Using the records below, report how many lines hold "xlabel", with no extra text.
— START —
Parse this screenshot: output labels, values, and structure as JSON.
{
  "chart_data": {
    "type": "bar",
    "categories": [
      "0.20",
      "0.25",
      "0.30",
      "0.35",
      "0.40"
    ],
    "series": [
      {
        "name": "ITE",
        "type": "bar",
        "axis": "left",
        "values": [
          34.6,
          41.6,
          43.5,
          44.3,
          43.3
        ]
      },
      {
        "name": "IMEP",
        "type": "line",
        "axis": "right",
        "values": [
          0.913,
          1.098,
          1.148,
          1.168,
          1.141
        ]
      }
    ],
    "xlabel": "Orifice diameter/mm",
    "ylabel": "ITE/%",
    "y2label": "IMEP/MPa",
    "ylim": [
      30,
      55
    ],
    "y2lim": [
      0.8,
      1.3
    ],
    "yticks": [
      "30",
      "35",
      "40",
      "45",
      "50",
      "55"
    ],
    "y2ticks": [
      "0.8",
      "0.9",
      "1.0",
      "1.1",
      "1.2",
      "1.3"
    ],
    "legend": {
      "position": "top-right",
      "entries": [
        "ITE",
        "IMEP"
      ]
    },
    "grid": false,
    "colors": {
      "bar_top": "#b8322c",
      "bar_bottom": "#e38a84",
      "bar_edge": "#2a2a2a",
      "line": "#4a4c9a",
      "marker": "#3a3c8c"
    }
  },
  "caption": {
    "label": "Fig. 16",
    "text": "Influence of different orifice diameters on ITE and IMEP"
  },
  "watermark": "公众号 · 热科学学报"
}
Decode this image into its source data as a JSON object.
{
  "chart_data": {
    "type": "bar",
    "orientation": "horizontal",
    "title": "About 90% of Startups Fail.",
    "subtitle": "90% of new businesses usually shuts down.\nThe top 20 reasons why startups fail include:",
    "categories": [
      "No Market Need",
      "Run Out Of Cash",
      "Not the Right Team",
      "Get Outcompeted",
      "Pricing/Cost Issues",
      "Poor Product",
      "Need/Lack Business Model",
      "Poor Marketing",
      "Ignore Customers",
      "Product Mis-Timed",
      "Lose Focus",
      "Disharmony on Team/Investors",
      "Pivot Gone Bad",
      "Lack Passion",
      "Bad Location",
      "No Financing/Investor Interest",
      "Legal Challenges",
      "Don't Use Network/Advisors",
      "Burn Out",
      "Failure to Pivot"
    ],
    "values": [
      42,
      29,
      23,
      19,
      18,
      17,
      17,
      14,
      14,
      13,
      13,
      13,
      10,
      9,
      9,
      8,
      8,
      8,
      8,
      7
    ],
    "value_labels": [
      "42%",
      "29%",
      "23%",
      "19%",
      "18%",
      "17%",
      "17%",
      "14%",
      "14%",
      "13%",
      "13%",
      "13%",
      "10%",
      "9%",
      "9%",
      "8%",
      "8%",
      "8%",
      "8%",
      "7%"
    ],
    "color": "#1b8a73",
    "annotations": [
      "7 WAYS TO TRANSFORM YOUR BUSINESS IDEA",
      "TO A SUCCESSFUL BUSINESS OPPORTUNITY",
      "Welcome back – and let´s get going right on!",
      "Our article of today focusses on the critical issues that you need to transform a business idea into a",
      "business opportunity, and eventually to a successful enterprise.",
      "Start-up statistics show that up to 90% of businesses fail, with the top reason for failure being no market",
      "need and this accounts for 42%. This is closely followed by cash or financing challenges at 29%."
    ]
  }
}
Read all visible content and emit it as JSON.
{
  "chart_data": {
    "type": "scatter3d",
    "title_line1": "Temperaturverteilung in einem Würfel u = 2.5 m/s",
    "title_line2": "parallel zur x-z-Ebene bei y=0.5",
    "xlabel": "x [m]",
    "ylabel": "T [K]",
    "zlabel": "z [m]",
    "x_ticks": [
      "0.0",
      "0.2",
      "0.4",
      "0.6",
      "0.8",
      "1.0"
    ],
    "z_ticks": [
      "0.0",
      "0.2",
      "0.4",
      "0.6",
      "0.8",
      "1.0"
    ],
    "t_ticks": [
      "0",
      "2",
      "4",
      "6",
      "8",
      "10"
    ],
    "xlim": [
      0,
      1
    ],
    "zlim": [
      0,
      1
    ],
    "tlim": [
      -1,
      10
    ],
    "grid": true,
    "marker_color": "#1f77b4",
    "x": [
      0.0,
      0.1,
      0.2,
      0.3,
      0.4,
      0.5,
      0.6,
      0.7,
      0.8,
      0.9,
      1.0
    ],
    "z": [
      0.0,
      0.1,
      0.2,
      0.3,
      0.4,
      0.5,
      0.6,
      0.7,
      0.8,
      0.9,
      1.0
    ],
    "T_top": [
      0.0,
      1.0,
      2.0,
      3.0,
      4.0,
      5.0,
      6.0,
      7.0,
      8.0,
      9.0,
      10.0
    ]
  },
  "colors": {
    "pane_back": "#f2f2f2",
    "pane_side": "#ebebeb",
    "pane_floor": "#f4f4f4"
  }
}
— END —
● COMPLETED EXERCISE: 2